== Description of the task ==
Are you able to quote each entry exactly as written?

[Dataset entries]
========

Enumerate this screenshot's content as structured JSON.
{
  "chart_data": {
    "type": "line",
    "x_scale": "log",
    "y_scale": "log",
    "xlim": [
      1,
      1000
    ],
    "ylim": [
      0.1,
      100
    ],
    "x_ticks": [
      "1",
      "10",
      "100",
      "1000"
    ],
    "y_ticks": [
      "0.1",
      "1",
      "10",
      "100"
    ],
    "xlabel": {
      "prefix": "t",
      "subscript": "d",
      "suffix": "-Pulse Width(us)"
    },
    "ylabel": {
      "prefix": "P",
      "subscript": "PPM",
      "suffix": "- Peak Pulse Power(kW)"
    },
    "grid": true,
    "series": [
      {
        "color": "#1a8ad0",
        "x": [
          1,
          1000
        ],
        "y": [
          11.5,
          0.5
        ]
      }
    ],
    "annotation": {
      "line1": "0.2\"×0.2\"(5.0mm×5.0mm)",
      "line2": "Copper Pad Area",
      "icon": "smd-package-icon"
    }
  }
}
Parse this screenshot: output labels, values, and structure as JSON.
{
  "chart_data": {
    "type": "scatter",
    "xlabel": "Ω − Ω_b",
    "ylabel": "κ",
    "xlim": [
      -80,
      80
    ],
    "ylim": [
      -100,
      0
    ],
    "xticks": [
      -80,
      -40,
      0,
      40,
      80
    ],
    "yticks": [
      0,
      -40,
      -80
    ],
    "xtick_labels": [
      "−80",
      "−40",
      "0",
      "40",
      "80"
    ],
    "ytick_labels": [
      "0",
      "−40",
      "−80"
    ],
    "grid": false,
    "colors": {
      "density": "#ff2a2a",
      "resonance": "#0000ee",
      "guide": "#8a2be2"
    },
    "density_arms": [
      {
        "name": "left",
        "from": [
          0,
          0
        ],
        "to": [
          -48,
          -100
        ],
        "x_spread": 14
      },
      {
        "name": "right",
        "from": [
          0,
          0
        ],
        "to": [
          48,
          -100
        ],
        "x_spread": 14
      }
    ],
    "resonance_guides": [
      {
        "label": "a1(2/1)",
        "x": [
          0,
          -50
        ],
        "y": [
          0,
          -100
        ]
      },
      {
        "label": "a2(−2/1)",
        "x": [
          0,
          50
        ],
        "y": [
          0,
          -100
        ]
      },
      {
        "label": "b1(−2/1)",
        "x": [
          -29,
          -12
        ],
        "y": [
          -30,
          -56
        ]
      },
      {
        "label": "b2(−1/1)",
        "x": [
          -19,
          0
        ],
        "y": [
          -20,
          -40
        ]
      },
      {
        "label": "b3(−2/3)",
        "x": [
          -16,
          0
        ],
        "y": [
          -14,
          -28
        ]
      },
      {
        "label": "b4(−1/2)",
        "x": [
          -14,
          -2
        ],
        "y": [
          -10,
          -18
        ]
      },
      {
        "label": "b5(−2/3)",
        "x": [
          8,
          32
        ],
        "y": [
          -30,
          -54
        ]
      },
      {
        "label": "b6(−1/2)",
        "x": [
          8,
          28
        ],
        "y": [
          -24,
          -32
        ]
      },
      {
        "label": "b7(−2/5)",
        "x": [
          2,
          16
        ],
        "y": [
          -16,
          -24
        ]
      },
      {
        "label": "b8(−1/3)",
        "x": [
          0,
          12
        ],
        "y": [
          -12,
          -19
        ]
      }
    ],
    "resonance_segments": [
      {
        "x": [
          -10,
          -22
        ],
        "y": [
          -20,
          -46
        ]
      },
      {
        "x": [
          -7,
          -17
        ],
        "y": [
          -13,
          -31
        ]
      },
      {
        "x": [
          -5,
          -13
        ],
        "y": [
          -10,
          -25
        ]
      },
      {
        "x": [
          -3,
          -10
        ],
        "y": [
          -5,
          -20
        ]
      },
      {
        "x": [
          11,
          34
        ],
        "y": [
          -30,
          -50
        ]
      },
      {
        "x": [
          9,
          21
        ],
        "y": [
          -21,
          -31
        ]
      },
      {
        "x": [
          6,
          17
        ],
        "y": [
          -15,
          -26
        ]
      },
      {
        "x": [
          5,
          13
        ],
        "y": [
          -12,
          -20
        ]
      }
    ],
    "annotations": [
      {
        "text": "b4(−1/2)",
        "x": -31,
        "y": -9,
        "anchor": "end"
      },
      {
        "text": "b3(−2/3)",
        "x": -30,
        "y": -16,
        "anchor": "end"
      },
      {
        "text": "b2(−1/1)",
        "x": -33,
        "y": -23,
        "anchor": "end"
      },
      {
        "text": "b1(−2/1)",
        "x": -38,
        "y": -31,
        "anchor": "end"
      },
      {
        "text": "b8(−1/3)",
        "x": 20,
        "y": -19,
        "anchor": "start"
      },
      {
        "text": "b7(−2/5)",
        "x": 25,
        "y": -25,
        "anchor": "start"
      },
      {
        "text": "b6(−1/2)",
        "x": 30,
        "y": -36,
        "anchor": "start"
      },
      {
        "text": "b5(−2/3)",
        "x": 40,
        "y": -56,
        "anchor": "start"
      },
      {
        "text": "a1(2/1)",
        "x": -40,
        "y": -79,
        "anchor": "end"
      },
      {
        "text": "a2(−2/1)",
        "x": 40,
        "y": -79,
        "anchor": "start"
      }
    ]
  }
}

========

== Solution ==
Enumerate this screenshot's content as structured JSON.
{
  "chart_data": {
    "type": "line",
    "x_scale": "log",
    "y_scale": "log",
    "xlim": [
      1,
      1000
    ],
    "ylim": [
      0.1,
      100
    ],
    "x_ticks": [
      "1",
      "10",
      "100",
      "1000"
    ],
    "y_ticks": [
      "0.1",
      "1",
      "10",
      "100"
    ],
    "xlabel": {
      "prefix": "t",
      "subscript": "d",
      "suffix": "-Pulse Width(us)"
    },
    "ylabel": {
      "prefix": "P",
      "subscript": "PPM",
      "suffix": "- Peak Pulse Power(kW)"
    },
    "grid": true,
    "series": [
      {
        "color": "#1a8ad0",
        "x": [
          1,
          1000
        ],
        "y": [
          11.5,
          0.5
        ]
      }
    ],
    "annotation": {
      "line1": "0.2\"×0.2\"(5.0mm×5.0mm)",
      "line2": "Copper Pad Area",
      "icon": "smd-package-icon"
    }
  }
}
Parse this screenshot: output labels, values, and structure as JSON.
{
  "chart_data": {
    "type": "scatter",
    "xlabel": "Ω − Ω_b",
    "ylabel": "κ",
    "xlim": [
      -80,
      80
    ],
    "ylim": [
      -100,
      0
    ],
    "xticks": [
      -80,
      -40,
      0,
      40,
      80
    ],
    "yticks": [
      0,
      -40,
      -80
    ],
    "xtick_labels": [
      "−80",
      "−40",
      "0",
      "40",
      "80"
    ],
    "ytick_labels": [
      "0",
      "−40",
      "−80"
    ],
    "grid": false,
    "colors": {
      "density": "#ff2a2a",
      "resonance": "#0000ee",
      "guide": "#8a2be2"
    },
    "density_arms": [
      {
        "name": "left",
        "from": [
          0,
          0
        ],
        "to": [
          -48,
          -100
        ],
        "x_spread": 14
      },
      {
        "name": "right",
        "from": [
          0,
          0
        ],
        "to": [
          48,
          -100
        ],
        "x_spread": 14
      }
    ],
    "resonance_guides": [
      {
        "label": "a1(2/1)",
        "x": [
          0,
          -50
        ],
        "y": [
          0,
          -100
        ]
      },
      {
        "label": "a2(−2/1)",
        "x": [
          0,
          50
        ],
        "y": [
          0,
          -100
        ]
      },
      {
        "label": "b1(−2/1)",
        "x": [
          -29,
          -12
        ],
        "y": [
          -30,
          -56
        ]
      },
      {
        "label": "b2(−1/1)",
        "x": [
          -19,
          0
        ],
        "y": [
          -20,
          -40
        ]
      },
      {
        "label": "b3(−2/3)",
        "x": [
          -16,
          0
        ],
        "y": [
          -14,
          -28
        ]
      },
      {
        "label": "b4(−1/2)",
        "x": [
          -14,
          -2
        ],
        "y": [
          -10,
          -18
        ]
      },
      {
        "label": "b5(−2/3)",
        "x": [
          8,
          32
        ],
        "y": [
          -30,
          -54
        ]
      },
      {
        "label": "b6(−1/2)",
        "x": [
          8,
          28
        ],
        "y": [
          -24,
          -32
        ]
      },
      {
        "label": "b7(−2/5)",
        "x": [
          2,
          16
        ],
        "y": [
          -16,
          -24
        ]
      },
      {
        "label": "b8(−1/3)",
        "x": [
          0,
          12
        ],
        "y": [
          -12,
          -19
        ]
      }
    ],
    "resonance_segments": [
      {
        "x": [
          -10,
          -22
        ],
        "y": [
          -20,
          -46
        ]
      },
      {
        "x": [
          -7,
          -17
        ],
        "y": [
          -13,
          -31
        ]
      },
      {
        "x": [
          -5,
          -13
        ],
        "y": [
          -10,
          -25
        ]
      },
      {
        "x": [
          -3,
          -10
        ],
        "y": [
          -5,
          -20
        ]
      },
      {
        "x": [
          11,
          34
        ],
        "y": [
          -30,
          -50
        ]
      },
      {
        "x": [
          9,
          21
        ],
        "y": [
          -21,
          -31
        ]
      },
      {
        "x": [
          6,
          17
        ],
        "y": [
          -15,
          -26
        ]
      },
      {
        "x": [
          5,
          13
        ],
        "y": [
          -12,
          -20
        ]
      }
    ],
    "annotations": [
      {
        "text": "b4(−1/2)",
        "x": -31,
        "y": -9,
        "anchor": "end"
      },
      {
        "text": "b3(−2/3)",
        "x": -30,
        "y": -16,
        "anchor": "end"
      },
      {
        "text": "b2(−1/1)",
        "x": -33,
        "y": -23,
        "anchor": "end"
      },
      {
        "text": "b1(−2/1)",
        "x": -38,
        "y": -31,
        "anchor": "end"
      },
      {
        "text": "b8(−1/3)",
        "x": 20,
        "y": -19,
        "anchor": "start"
      },
      {
        "text": "b7(−2/5)",
        "x": 25,
        "y": -25,
        "anchor": "start"
      },
      {
        "text": "b6(−1/2)",
        "x": 30,
        "y": -36,
        "anchor": "start"
      },
      {
        "text": "b5(−2/3)",
        "x": 40,
        "y": -56,
        "anchor": "start"
      },
      {
        "text": "a1(2/1)",
        "x": -40,
        "y": -79,
        "anchor": "end"
      },
      {
        "text": "a2(−2/1)",
        "x": 40,
        "y": -79,
        "anchor": "start"
      }
    ]
  }
}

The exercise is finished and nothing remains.